→ **Collected data entries**:
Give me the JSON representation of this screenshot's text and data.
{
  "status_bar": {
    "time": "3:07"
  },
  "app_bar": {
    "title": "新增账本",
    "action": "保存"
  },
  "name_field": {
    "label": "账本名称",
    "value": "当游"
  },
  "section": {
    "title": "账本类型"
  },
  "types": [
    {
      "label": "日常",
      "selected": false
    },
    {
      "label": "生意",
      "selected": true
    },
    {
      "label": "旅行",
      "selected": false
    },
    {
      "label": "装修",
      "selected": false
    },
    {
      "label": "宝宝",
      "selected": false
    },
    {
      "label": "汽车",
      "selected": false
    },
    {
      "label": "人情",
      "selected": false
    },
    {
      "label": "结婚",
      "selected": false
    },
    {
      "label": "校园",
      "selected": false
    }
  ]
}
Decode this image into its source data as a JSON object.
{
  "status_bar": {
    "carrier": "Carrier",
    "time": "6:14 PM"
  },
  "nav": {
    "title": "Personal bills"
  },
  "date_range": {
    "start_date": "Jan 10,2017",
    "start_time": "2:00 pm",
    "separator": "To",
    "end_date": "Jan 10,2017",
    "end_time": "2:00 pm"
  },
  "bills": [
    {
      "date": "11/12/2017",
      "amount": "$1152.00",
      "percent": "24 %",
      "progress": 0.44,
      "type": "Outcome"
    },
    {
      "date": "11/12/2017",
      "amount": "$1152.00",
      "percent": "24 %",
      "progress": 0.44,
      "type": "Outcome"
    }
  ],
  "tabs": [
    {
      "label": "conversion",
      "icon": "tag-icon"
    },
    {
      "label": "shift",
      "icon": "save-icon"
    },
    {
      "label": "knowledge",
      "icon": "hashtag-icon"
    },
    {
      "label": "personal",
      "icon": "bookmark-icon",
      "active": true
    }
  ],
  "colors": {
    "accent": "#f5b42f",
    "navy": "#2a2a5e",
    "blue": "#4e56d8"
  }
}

→ **Goal**: Look for "JSON" and pull out every line that has it.

→ **Answer to the problem**:
Give me the JSON representation of this screenshot's text and data.
Decode this image into its source data as a JSON object.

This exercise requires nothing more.